Work to complete -> Copy out every line that contains the word "Uncleaned".

Records shown ->
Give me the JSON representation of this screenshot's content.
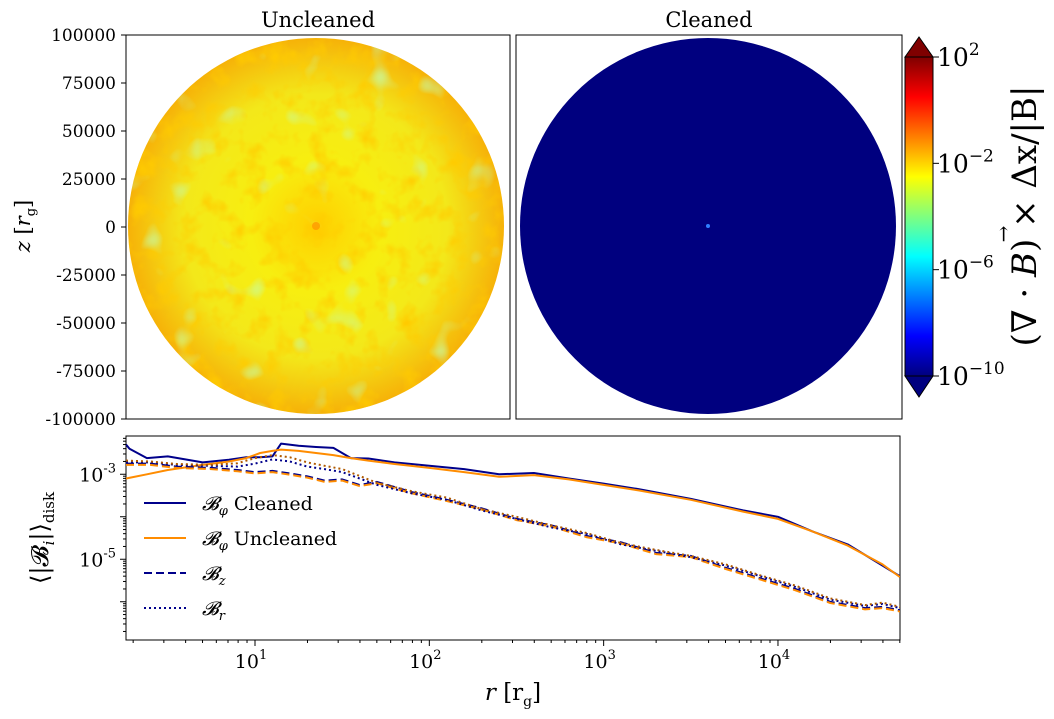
{
  "chart_data": [
    {
      "type": "heatmap",
      "title": "Uncleaned",
      "ylabel": "z [r_g]",
      "ylim": [
        -100000,
        100000
      ],
      "yticks": [
        100000,
        75000,
        50000,
        25000,
        0,
        -25000,
        -50000,
        -75000,
        -100000
      ],
      "ytick_labels": [
        "100000",
        "75000",
        "50000",
        "25000",
        "0",
        "-25000",
        "-50000",
        "-75000",
        "-100000"
      ],
      "domain": "disk of radius ~97000 r_g",
      "dominant_value_log10": -2,
      "description_values": {
        "min_log10": -6,
        "max_log10": 0
      }
    },
    {
      "type": "heatmap",
      "title": "Cleaned",
      "ylim": [
        -100000,
        100000
      ],
      "dominant_value_log10": -10,
      "center_value_log10": -7
    }
  ],
  "colorbar": {
    "label": "(∇ · B⃗) × Δx/|B|",
    "label_main": "(∇ · ",
    "label_vec": "B",
    "label_tail": ") × Δx/|B|",
    "ticks": [
      {
        "base": "10",
        "exp": "2",
        "log10": 2
      },
      {
        "base": "10",
        "exp": "−2",
        "log10": -2
      },
      {
        "base": "10",
        "exp": "−6",
        "log10": -6
      },
      {
        "base": "10",
        "exp": "−10",
        "log10": -10
      }
    ],
    "range_log10": [
      -10,
      2
    ],
    "colormap": [
      "#00007f",
      "#0000ff",
      "#007fff",
      "#00ffff",
      "#7fff7f",
      "#ffff00",
      "#ff7f00",
      "#ff0000",
      "#7f0000"
    ]
  },
  "line_chart": {
    "type": "line",
    "xscale": "log",
    "yscale": "log",
    "xlim_log10": [
      0.26,
      4.7
    ],
    "ylim_log10": [
      -6.9,
      -2.1
    ],
    "xlabel_main": "r",
    "xlabel_unit": "[r",
    "xlabel_sub": "g",
    "xlabel_close": "]",
    "ylabel": "⟨|𝓑ᵢ|⟩disk",
    "ylabel_main": "⟨|𝓑",
    "ylabel_i": "i",
    "ylabel_close": "|⟩",
    "ylabel_sub": "disk",
    "xticks": [
      {
        "base": "10",
        "exp": "1",
        "log10": 1
      },
      {
        "base": "10",
        "exp": "2",
        "log10": 2
      },
      {
        "base": "10",
        "exp": "3",
        "log10": 3
      },
      {
        "base": "10",
        "exp": "4",
        "log10": 4
      }
    ],
    "yticks": [
      {
        "base": "10",
        "exp": "-3",
        "log10": -3
      },
      {
        "base": "10",
        "exp": "-5",
        "log10": -5
      }
    ],
    "legend": [
      {
        "name": "𝓑φ Cleaned",
        "sym": "𝓑",
        "sub": "φ",
        "text": "Cleaned",
        "color": "#00008b",
        "dash": "solid"
      },
      {
        "name": "𝓑φ Uncleaned",
        "sym": "𝓑",
        "sub": "φ",
        "text": "Uncleaned",
        "color": "#ff8c00",
        "dash": "solid"
      },
      {
        "name": "𝓑z",
        "sym": "𝓑",
        "sub": "z",
        "text": "",
        "color": "#00008b",
        "dash": "dashed"
      },
      {
        "name": "𝓑r",
        "sym": "𝓑",
        "sub": "r",
        "text": "",
        "color": "#00008b",
        "dash": "dotted"
      }
    ],
    "series": [
      {
        "name": "Bphi Cleaned",
        "color": "#00008b",
        "dash": "solid",
        "x": [
          0.26,
          0.28,
          0.38,
          0.5,
          0.7,
          0.85,
          0.95,
          1.03,
          1.1,
          1.15,
          1.25,
          1.35,
          1.45,
          1.55,
          1.65,
          1.8,
          2.0,
          2.2,
          2.4,
          2.6,
          2.8,
          3.0,
          3.2,
          3.5,
          3.8,
          4.0,
          4.2,
          4.4,
          4.6,
          4.7
        ],
        "y": [
          -2.3,
          -2.4,
          -2.62,
          -2.58,
          -2.72,
          -2.66,
          -2.6,
          -2.6,
          -2.58,
          -2.28,
          -2.33,
          -2.36,
          -2.38,
          -2.62,
          -2.63,
          -2.72,
          -2.8,
          -2.88,
          -3.0,
          -2.97,
          -3.1,
          -3.22,
          -3.35,
          -3.58,
          -3.85,
          -4.0,
          -4.35,
          -4.65,
          -5.15,
          -5.4
        ]
      },
      {
        "name": "Bphi Uncleaned",
        "color": "#ff8c00",
        "dash": "solid",
        "x": [
          0.26,
          0.38,
          0.5,
          0.7,
          0.85,
          0.95,
          1.03,
          1.1,
          1.15,
          1.25,
          1.35,
          1.45,
          1.55,
          1.65,
          1.8,
          2.0,
          2.2,
          2.4,
          2.6,
          2.8,
          3.0,
          3.2,
          3.5,
          3.8,
          4.0,
          4.2,
          4.4,
          4.6,
          4.7
        ],
        "y": [
          -3.1,
          -3.0,
          -2.9,
          -2.78,
          -2.7,
          -2.62,
          -2.5,
          -2.45,
          -2.42,
          -2.45,
          -2.5,
          -2.55,
          -2.62,
          -2.68,
          -2.76,
          -2.85,
          -2.95,
          -3.06,
          -3.02,
          -3.12,
          -3.25,
          -3.38,
          -3.6,
          -3.88,
          -4.05,
          -4.35,
          -4.68,
          -5.12,
          -5.42
        ]
      },
      {
        "name": "Bz Cleaned",
        "color": "#00008b",
        "dash": "dashed",
        "x": [
          0.26,
          0.4,
          0.55,
          0.75,
          0.9,
          1.0,
          1.1,
          1.2,
          1.3,
          1.4,
          1.5,
          1.6,
          1.7,
          1.9,
          2.1,
          2.3,
          2.5,
          2.7,
          2.9,
          3.1,
          3.3,
          3.5,
          3.7,
          3.9,
          4.1,
          4.3,
          4.5,
          4.6,
          4.7
        ],
        "y": [
          -2.75,
          -2.75,
          -2.82,
          -2.85,
          -2.9,
          -2.95,
          -2.92,
          -2.98,
          -3.05,
          -3.15,
          -3.12,
          -3.25,
          -3.18,
          -3.42,
          -3.6,
          -3.8,
          -4.05,
          -4.2,
          -4.45,
          -4.6,
          -4.85,
          -4.92,
          -5.2,
          -5.45,
          -5.7,
          -6.0,
          -6.15,
          -6.12,
          -6.2
        ]
      },
      {
        "name": "Bz Uncleaned",
        "color": "#ff8c00",
        "dash": "dashed",
        "x": [
          0.26,
          0.4,
          0.55,
          0.75,
          0.9,
          1.0,
          1.1,
          1.2,
          1.3,
          1.4,
          1.5,
          1.6,
          1.7,
          1.9,
          2.1,
          2.3,
          2.5,
          2.7,
          2.9,
          3.1,
          3.3,
          3.5,
          3.7,
          3.9,
          4.1,
          4.3,
          4.5,
          4.6,
          4.7
        ],
        "y": [
          -2.78,
          -2.78,
          -2.85,
          -2.88,
          -2.93,
          -2.98,
          -2.95,
          -3.01,
          -3.08,
          -3.18,
          -3.15,
          -3.28,
          -3.21,
          -3.45,
          -3.63,
          -3.83,
          -4.08,
          -4.23,
          -4.48,
          -4.63,
          -4.88,
          -4.95,
          -5.23,
          -5.48,
          -5.73,
          -6.03,
          -6.18,
          -6.15,
          -6.23
        ]
      },
      {
        "name": "Br Cleaned",
        "color": "#00008b",
        "dash": "dotted",
        "x": [
          0.26,
          0.4,
          0.55,
          0.75,
          0.9,
          1.0,
          1.1,
          1.2,
          1.3,
          1.4,
          1.5,
          1.7,
          1.9,
          2.1,
          2.3,
          2.5,
          2.7,
          2.9,
          3.1,
          3.3,
          3.5,
          3.7,
          3.9,
          4.1,
          4.3,
          4.5,
          4.6,
          4.7
        ],
        "y": [
          -2.72,
          -2.72,
          -2.78,
          -2.8,
          -2.82,
          -2.75,
          -2.65,
          -2.7,
          -2.82,
          -2.88,
          -2.95,
          -3.25,
          -3.45,
          -3.6,
          -3.85,
          -4.05,
          -4.25,
          -4.4,
          -4.65,
          -4.8,
          -4.95,
          -5.15,
          -5.4,
          -5.65,
          -5.95,
          -6.1,
          -6.05,
          -6.15
        ]
      },
      {
        "name": "Br Uncleaned",
        "color": "#b05a00",
        "dash": "dotted",
        "x": [
          0.26,
          0.4,
          0.55,
          0.75,
          0.9,
          1.0,
          1.1,
          1.2,
          1.3,
          1.4,
          1.5,
          1.7,
          1.9,
          2.1,
          2.3,
          2.5,
          2.7,
          2.9,
          3.1,
          3.3,
          3.5,
          3.7,
          3.9,
          4.1,
          4.3,
          4.5,
          4.6,
          4.7
        ],
        "y": [
          -2.68,
          -2.7,
          -2.76,
          -2.78,
          -2.74,
          -2.62,
          -2.55,
          -2.6,
          -2.72,
          -2.8,
          -2.88,
          -3.2,
          -3.4,
          -3.55,
          -3.82,
          -4.0,
          -4.2,
          -4.38,
          -4.62,
          -4.78,
          -4.92,
          -5.12,
          -5.38,
          -5.62,
          -5.92,
          -6.08,
          -6.02,
          -6.12
        ]
      }
    ]
  }
}
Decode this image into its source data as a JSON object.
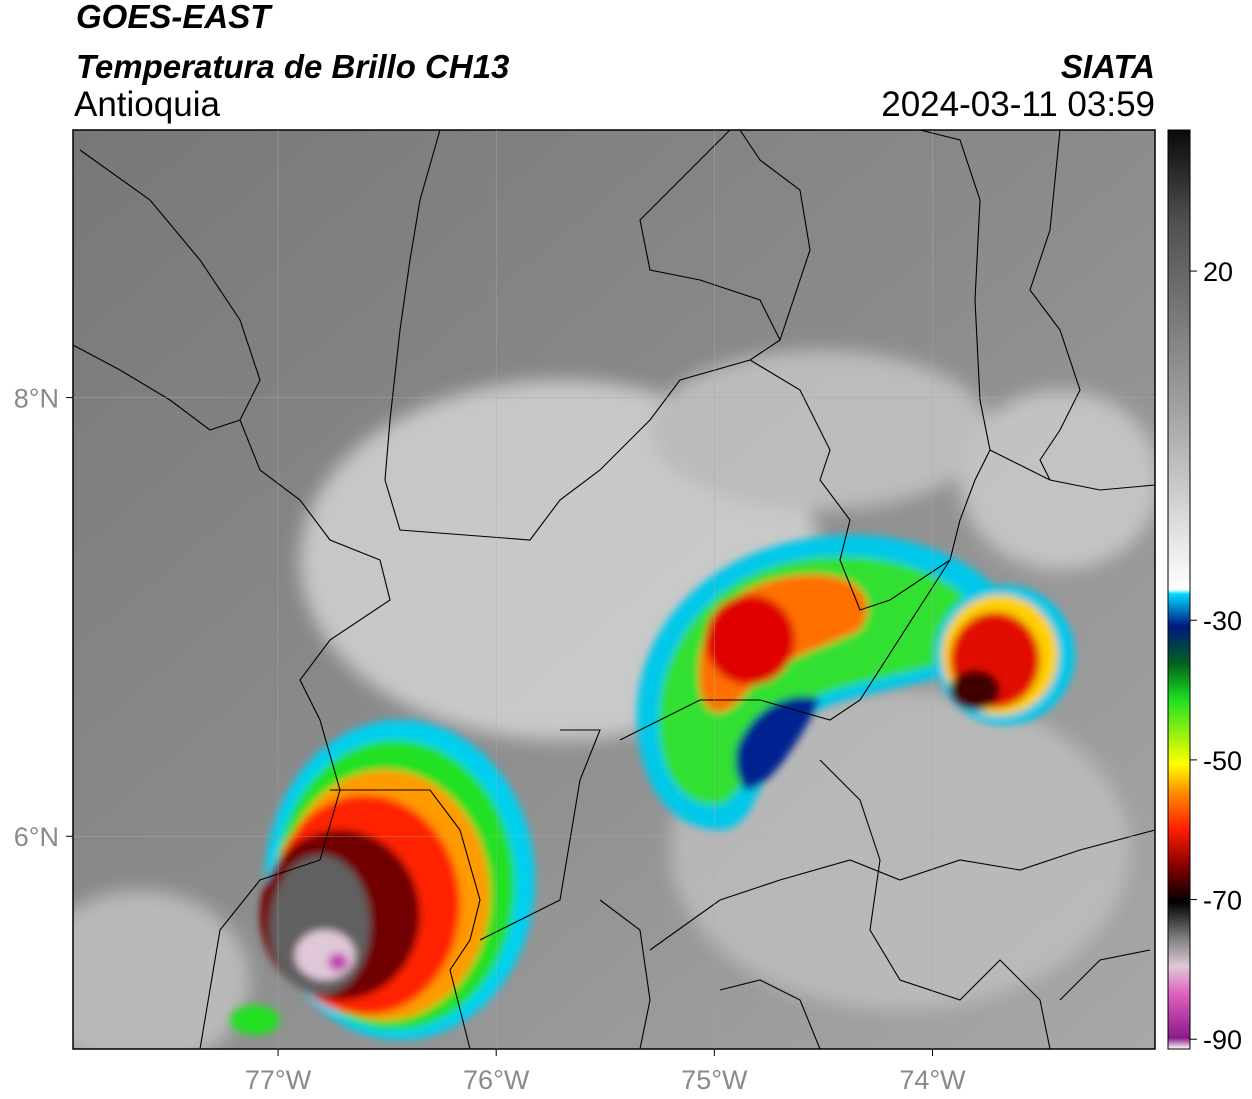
{
  "chart_data": {
    "type": "map",
    "title": "GOES-EAST",
    "subtitle": "Temperatura de Brillo CH13",
    "region": "Antioquia",
    "source": "SIATA",
    "timestamp": "2024-03-11 03:59",
    "xlim": [
      -77.94,
      -72.98
    ],
    "ylim": [
      5.03,
      9.22
    ],
    "xticks": [
      {
        "value": -77,
        "label": "77°W"
      },
      {
        "value": -76,
        "label": "76°W"
      },
      {
        "value": -75,
        "label": "75°W"
      },
      {
        "value": -74,
        "label": "74°W"
      }
    ],
    "yticks": [
      {
        "value": 6,
        "label": "6°N"
      },
      {
        "value": 8,
        "label": "8°N"
      }
    ],
    "grid": true,
    "colorbar": {
      "clim": [
        -91.4,
        40.2
      ],
      "ticks": [
        20,
        -30,
        -50,
        -70,
        -90
      ]
    }
  }
}
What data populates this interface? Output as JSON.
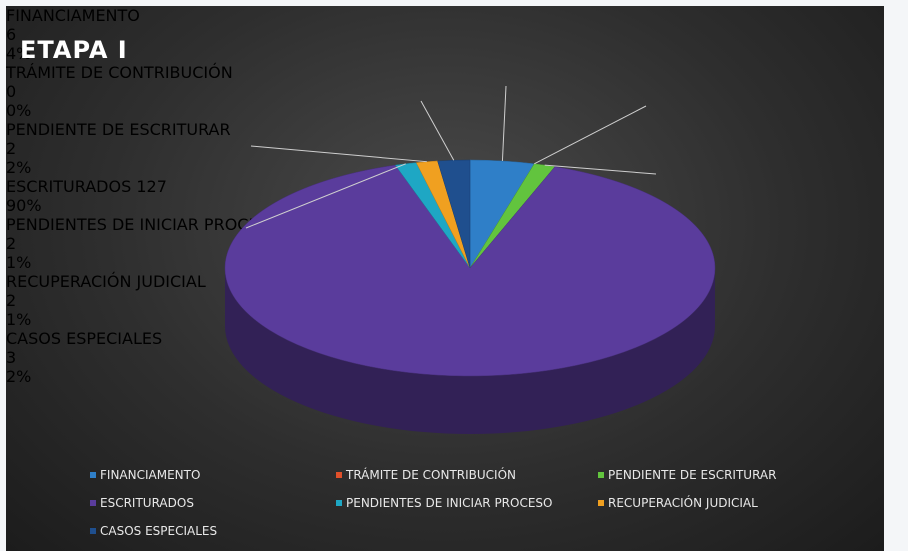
{
  "chart_data": {
    "type": "pie3d",
    "title": "ETAPA I",
    "categories": [
      "FINANCIAMENTO",
      "TRÁMITE DE CONTRIBUCIÓN",
      "PENDIENTE DE ESCRITURAR",
      "ESCRITURADOS",
      "PENDIENTES DE INICIAR PROCESO",
      "RECUPERACIÓN JUDICIAL",
      "CASOS ESPECIALES"
    ],
    "values": [
      6,
      0,
      2,
      127,
      2,
      2,
      3
    ],
    "percent_labels": [
      "4%",
      "0%",
      "2%",
      "90%",
      "1%",
      "1%",
      "2%"
    ],
    "colors": [
      "#2f7fc8",
      "#e0502a",
      "#62c43e",
      "#5a3c9c",
      "#1ea7c4",
      "#f0a020",
      "#1f4f8e"
    ],
    "legend": "bottom"
  }
}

Answer for this exercise ->
      "title": "Uncleaned",
        "name": "𝓑φ Uncleaned",
        "text": "Uncleaned",
        "name": "Bphi Uncleaned",
        "name": "Bz Uncleaned",
        "name": "Br Uncleaned",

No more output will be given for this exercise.